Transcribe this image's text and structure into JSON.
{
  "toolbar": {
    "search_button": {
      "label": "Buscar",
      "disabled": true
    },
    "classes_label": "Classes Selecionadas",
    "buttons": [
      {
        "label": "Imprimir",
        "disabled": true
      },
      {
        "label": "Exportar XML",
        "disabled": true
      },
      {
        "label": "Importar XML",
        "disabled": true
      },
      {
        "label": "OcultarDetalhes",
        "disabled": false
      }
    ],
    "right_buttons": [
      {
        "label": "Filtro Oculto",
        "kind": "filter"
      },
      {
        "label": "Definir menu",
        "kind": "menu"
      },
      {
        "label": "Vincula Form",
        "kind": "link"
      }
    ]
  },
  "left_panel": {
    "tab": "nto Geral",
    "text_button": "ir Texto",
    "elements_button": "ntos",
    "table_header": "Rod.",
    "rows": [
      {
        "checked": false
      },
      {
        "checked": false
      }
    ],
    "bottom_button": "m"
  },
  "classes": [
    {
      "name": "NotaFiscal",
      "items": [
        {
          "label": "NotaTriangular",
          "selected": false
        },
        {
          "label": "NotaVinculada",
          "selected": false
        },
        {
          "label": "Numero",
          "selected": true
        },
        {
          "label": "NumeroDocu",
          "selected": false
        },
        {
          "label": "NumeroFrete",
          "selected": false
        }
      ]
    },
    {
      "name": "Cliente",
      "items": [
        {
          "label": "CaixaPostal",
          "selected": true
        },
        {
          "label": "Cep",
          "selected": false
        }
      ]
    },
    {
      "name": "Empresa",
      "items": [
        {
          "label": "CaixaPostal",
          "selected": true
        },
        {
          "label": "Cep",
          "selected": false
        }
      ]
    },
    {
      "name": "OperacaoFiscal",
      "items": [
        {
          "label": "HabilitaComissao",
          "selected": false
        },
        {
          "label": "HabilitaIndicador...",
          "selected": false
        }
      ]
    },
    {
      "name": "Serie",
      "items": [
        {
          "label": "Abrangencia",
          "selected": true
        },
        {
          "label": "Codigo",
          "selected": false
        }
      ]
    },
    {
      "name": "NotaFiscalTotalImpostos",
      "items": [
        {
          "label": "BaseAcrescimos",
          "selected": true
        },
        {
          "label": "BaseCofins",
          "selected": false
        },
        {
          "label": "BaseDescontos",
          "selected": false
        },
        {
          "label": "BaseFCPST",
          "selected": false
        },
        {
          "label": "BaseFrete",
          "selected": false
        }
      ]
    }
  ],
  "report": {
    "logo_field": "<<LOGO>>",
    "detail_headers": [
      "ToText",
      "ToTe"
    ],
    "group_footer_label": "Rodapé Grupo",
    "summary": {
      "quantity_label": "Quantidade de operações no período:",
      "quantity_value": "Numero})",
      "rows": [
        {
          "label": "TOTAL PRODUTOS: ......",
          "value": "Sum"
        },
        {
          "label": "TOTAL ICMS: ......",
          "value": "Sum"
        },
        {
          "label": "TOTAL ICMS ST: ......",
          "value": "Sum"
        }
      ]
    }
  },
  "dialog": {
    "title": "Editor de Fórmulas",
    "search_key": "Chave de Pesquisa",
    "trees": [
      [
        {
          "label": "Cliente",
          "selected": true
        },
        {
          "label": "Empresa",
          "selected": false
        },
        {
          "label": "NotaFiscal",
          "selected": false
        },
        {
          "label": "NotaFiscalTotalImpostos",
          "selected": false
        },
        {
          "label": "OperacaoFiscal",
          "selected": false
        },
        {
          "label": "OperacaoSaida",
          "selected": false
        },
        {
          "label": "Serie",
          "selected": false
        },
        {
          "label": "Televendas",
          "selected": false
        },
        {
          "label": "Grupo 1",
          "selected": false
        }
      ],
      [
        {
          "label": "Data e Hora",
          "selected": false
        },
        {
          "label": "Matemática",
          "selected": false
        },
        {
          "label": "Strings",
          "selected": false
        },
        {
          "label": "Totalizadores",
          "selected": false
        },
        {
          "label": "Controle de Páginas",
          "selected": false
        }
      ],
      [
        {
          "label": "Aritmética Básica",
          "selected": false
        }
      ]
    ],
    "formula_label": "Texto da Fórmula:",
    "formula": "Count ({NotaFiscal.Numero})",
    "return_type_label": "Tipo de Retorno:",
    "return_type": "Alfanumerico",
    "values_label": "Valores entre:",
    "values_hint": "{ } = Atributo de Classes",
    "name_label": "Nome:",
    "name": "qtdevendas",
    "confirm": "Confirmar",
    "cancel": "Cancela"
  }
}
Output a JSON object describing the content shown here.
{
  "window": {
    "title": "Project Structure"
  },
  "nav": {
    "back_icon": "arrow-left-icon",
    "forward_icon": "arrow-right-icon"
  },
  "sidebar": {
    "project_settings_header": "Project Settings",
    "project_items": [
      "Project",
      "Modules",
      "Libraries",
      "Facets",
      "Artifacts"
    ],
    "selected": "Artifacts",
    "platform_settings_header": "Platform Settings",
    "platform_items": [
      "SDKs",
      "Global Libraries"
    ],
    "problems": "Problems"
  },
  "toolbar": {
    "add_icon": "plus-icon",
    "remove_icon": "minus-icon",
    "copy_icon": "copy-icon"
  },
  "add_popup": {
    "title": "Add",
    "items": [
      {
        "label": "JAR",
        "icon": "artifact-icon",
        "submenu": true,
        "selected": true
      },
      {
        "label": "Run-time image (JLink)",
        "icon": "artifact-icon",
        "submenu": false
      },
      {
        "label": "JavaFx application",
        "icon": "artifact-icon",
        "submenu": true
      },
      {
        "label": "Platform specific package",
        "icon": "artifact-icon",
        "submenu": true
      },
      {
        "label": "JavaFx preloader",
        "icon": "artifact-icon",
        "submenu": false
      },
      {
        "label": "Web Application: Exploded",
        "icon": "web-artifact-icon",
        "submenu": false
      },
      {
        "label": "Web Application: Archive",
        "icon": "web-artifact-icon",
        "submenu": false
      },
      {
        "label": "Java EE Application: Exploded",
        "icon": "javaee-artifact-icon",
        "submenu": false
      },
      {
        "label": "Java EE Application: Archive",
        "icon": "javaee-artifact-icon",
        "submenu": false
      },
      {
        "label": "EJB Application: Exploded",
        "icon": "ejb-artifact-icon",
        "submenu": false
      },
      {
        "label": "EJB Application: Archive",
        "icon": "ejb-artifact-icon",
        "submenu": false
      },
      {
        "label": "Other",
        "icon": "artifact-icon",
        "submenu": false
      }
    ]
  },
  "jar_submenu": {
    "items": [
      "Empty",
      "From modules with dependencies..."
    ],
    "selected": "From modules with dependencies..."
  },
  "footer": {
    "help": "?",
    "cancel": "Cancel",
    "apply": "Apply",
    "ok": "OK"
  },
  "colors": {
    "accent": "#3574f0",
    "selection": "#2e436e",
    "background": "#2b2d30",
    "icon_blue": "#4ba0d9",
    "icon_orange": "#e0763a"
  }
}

--------------------

» Exercise prompt
List all lines from the entries that include the word "title".

» The completed task
    "title": "Editor de Fórmulas",
    "title": "Project Structure"
    "title": "Add",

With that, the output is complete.